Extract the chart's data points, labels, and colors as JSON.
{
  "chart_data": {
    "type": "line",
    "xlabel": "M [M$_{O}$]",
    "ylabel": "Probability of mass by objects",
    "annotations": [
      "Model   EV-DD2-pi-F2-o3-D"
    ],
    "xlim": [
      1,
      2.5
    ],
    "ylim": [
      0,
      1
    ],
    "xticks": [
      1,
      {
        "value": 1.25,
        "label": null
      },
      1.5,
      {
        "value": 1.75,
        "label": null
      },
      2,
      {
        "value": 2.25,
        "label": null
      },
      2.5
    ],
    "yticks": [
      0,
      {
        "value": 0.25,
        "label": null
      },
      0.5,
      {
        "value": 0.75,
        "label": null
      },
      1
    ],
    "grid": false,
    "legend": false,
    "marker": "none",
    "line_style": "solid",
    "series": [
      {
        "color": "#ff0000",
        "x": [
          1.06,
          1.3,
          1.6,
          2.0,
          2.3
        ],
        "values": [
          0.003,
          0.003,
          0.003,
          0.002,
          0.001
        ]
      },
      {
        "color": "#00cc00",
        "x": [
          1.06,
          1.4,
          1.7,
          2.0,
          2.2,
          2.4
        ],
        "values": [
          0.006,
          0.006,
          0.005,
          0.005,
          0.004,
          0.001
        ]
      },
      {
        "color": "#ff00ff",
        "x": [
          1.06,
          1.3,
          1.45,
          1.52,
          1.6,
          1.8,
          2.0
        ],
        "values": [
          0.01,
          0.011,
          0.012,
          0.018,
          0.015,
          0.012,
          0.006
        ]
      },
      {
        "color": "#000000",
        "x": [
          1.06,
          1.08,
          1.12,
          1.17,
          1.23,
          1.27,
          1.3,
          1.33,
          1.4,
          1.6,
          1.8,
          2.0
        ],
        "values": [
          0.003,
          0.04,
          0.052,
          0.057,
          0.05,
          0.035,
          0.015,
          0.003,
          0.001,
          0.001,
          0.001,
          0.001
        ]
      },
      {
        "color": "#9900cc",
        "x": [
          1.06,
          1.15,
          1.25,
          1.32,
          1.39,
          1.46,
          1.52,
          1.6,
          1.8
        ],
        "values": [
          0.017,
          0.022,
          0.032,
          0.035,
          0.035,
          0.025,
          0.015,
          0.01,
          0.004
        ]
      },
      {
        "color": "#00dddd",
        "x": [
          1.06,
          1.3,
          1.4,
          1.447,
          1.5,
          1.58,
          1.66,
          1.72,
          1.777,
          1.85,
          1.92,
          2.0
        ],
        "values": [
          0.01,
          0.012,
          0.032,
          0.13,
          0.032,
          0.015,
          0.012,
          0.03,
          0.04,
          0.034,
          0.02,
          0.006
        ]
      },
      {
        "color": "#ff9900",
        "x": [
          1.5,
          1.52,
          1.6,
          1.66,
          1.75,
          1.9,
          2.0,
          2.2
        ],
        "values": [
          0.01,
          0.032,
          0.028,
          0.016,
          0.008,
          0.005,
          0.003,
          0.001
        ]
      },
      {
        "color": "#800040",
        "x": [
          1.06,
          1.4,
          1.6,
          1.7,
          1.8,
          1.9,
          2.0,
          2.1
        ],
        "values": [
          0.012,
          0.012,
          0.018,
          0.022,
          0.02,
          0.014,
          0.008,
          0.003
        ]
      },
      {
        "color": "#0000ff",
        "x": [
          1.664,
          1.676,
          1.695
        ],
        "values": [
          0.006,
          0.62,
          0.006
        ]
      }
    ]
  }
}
--
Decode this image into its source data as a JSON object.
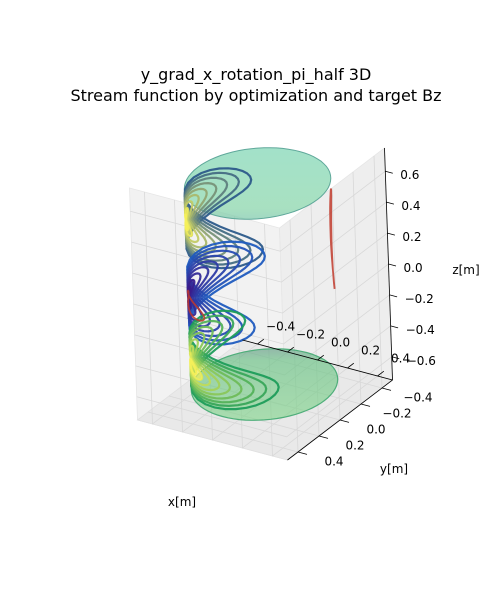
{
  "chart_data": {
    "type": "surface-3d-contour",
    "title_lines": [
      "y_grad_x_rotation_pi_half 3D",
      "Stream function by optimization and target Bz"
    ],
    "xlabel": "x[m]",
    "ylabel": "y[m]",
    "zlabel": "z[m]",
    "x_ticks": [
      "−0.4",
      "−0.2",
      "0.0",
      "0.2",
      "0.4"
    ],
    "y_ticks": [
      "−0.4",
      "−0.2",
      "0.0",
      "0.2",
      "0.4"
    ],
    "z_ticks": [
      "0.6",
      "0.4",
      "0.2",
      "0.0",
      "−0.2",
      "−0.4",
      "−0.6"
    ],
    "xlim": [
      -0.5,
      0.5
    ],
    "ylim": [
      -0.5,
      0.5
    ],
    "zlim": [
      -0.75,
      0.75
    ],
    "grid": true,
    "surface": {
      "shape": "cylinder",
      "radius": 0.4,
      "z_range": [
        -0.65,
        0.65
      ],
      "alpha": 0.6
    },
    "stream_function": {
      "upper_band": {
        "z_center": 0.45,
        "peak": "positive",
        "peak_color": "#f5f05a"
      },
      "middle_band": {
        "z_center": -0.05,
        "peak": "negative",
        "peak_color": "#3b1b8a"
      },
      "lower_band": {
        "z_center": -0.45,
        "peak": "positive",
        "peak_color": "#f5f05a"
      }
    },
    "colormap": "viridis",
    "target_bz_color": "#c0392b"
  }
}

**Challenge**.
Where a line above includes "ylabel", copy that line.

**Solution to this exercise**.
    "ylabel": "Probability of mass by objects",
    "ylabel": "y[m]",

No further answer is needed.